WHAT TO WORK ON: Locate all lines in the data below that hold "value" and show them.

TASK DATA:
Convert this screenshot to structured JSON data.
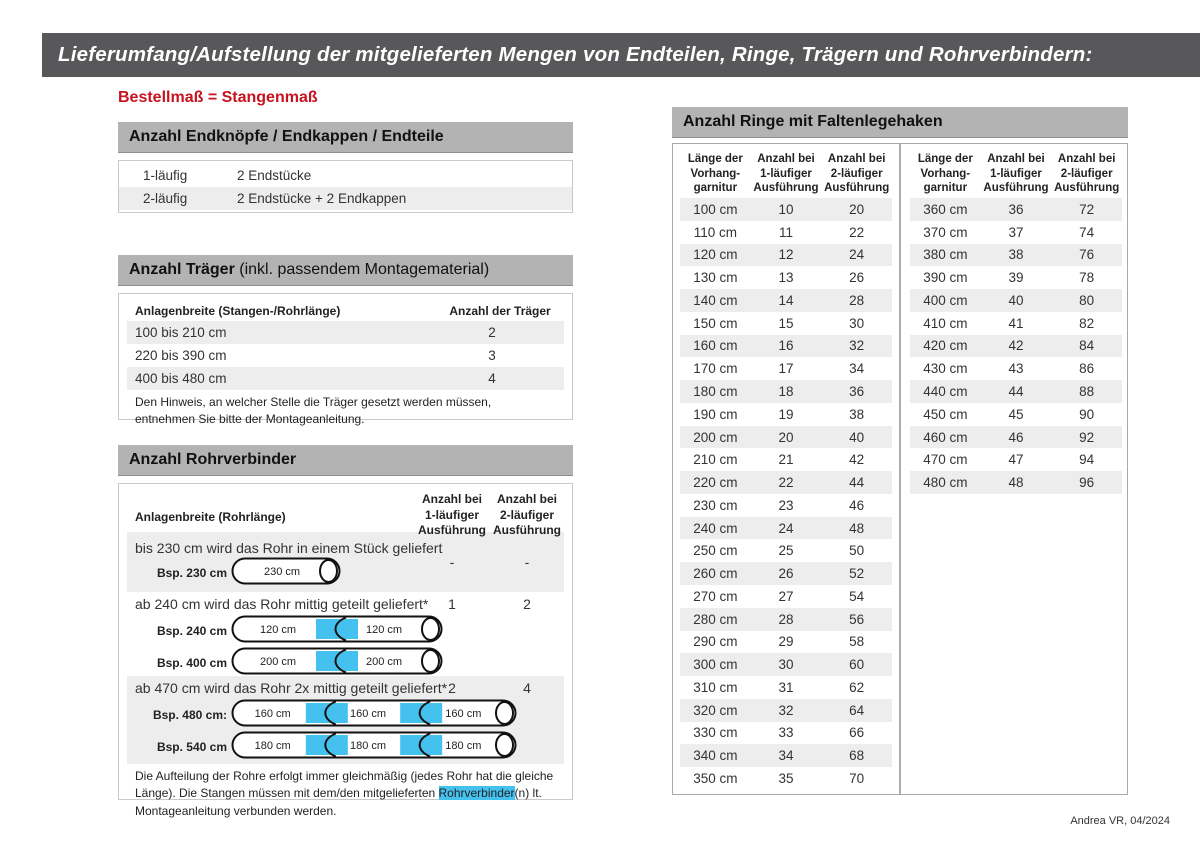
{
  "title_bar": "Lieferumfang/Aufstellung der mitgelieferten Mengen von Endteilen, Ringe, Trägern und Rohrverbindern:",
  "colors": {
    "bar_gray": "#58585a",
    "section_header_gray": "#b3b3b3",
    "row_stripe_gray": "#ededed",
    "accent_red": "#c8121f",
    "connector_blue": "#45c1ef"
  },
  "left": {
    "subtitle": "Bestellmaß = Stangenmaß",
    "endteile": {
      "title": "Anzahl Endknöpfe / Endkappen / Endteile",
      "rows": [
        {
          "label": "1-läufig",
          "value": "2 Endstücke"
        },
        {
          "label": "2-läufig",
          "value": "2 Endstücke + 2 Endkappen"
        }
      ]
    },
    "traeger": {
      "title_bold": "Anzahl Träger",
      "title_rest": " (inkl. passendem Montagematerial)",
      "col_width": "Anlagenbreite (Stangen-/Rohrlänge)",
      "col_count": "Anzahl der Träger",
      "rows": [
        {
          "range": "100 bis 210 cm",
          "count": "2"
        },
        {
          "range": "220 bis 390 cm",
          "count": "3"
        },
        {
          "range": "400 bis 480 cm",
          "count": "4"
        }
      ],
      "note": "Den Hinweis, an welcher Stelle die Träger gesetzt werden müssen, entnehmen Sie bitte der Montageanleitung."
    },
    "rohr": {
      "title": "Anzahl Rohrverbinder",
      "col_width": "Anlagenbreite (Rohrlänge)",
      "col_one": "Anzahl bei\n1-läufiger\nAusführung",
      "col_two": "Anzahl bei\n2-läufiger\nAusführung",
      "sections": [
        {
          "text": "bis 230 cm wird das Rohr in einem Stück geliefert",
          "one": "-",
          "two": "-",
          "rods": [
            {
              "label": "Bsp. 230 cm",
              "segments": [
                "230 cm"
              ]
            }
          ]
        },
        {
          "text": "ab 240 cm wird das Rohr mittig geteilt geliefert*",
          "one": "1",
          "two": "2",
          "rods": [
            {
              "label": "Bsp. 240 cm",
              "segments": [
                "120 cm",
                "120 cm"
              ]
            },
            {
              "label": "Bsp. 400 cm",
              "segments": [
                "200 cm",
                "200 cm"
              ]
            }
          ]
        },
        {
          "text": "ab 470 cm wird das Rohr 2x mittig geteilt geliefert*",
          "one": "2",
          "two": "4",
          "rods": [
            {
              "label": "Bsp. 480 cm:",
              "segments": [
                "160 cm",
                "160 cm",
                "160 cm"
              ]
            },
            {
              "label": "Bsp. 540 cm",
              "segments": [
                "180 cm",
                "180 cm",
                "180 cm"
              ]
            }
          ]
        }
      ],
      "note_pre": "Die Aufteilung der Rohre erfolgt immer gleichmäßig (jedes Rohr hat die gleiche Länge). Die Stan­gen müssen mit dem/den mitgelieferten ",
      "note_highlight": "Rohrverbinder",
      "note_post": "(n) lt. Montageanleitung verbunden werden."
    }
  },
  "rings": {
    "title": "Anzahl Ringe mit Faltenlegehaken",
    "col_length": "Länge der\nVorhang-\ngarnitur",
    "col_one": "Anzahl bei\n1-läufiger\nAusführung",
    "col_two": "Anzahl bei\n2-läufiger\nAusführung",
    "table_left": [
      [
        "100 cm",
        "10",
        "20"
      ],
      [
        "110 cm",
        "11",
        "22"
      ],
      [
        "120 cm",
        "12",
        "24"
      ],
      [
        "130 cm",
        "13",
        "26"
      ],
      [
        "140 cm",
        "14",
        "28"
      ],
      [
        "150 cm",
        "15",
        "30"
      ],
      [
        "160 cm",
        "16",
        "32"
      ],
      [
        "170 cm",
        "17",
        "34"
      ],
      [
        "180 cm",
        "18",
        "36"
      ],
      [
        "190 cm",
        "19",
        "38"
      ],
      [
        "200 cm",
        "20",
        "40"
      ],
      [
        "210 cm",
        "21",
        "42"
      ],
      [
        "220 cm",
        "22",
        "44"
      ],
      [
        "230 cm",
        "23",
        "46"
      ],
      [
        "240 cm",
        "24",
        "48"
      ],
      [
        "250 cm",
        "25",
        "50"
      ],
      [
        "260 cm",
        "26",
        "52"
      ],
      [
        "270 cm",
        "27",
        "54"
      ],
      [
        "280 cm",
        "28",
        "56"
      ],
      [
        "290 cm",
        "29",
        "58"
      ],
      [
        "300 cm",
        "30",
        "60"
      ],
      [
        "310 cm",
        "31",
        "62"
      ],
      [
        "320 cm",
        "32",
        "64"
      ],
      [
        "330 cm",
        "33",
        "66"
      ],
      [
        "340 cm",
        "34",
        "68"
      ],
      [
        "350 cm",
        "35",
        "70"
      ]
    ],
    "table_right": [
      [
        "360 cm",
        "36",
        "72"
      ],
      [
        "370 cm",
        "37",
        "74"
      ],
      [
        "380 cm",
        "38",
        "76"
      ],
      [
        "390 cm",
        "39",
        "78"
      ],
      [
        "400 cm",
        "40",
        "80"
      ],
      [
        "410 cm",
        "41",
        "82"
      ],
      [
        "420 cm",
        "42",
        "84"
      ],
      [
        "430 cm",
        "43",
        "86"
      ],
      [
        "440 cm",
        "44",
        "88"
      ],
      [
        "450 cm",
        "45",
        "90"
      ],
      [
        "460 cm",
        "46",
        "92"
      ],
      [
        "470 cm",
        "47",
        "94"
      ],
      [
        "480 cm",
        "48",
        "96"
      ]
    ]
  },
  "footer": "Andrea VR, 04/2024"
}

CORRECT RESULT:
          "value": "2 Endstücke"
          "value": "2 Endstücke + 2 Endkappen"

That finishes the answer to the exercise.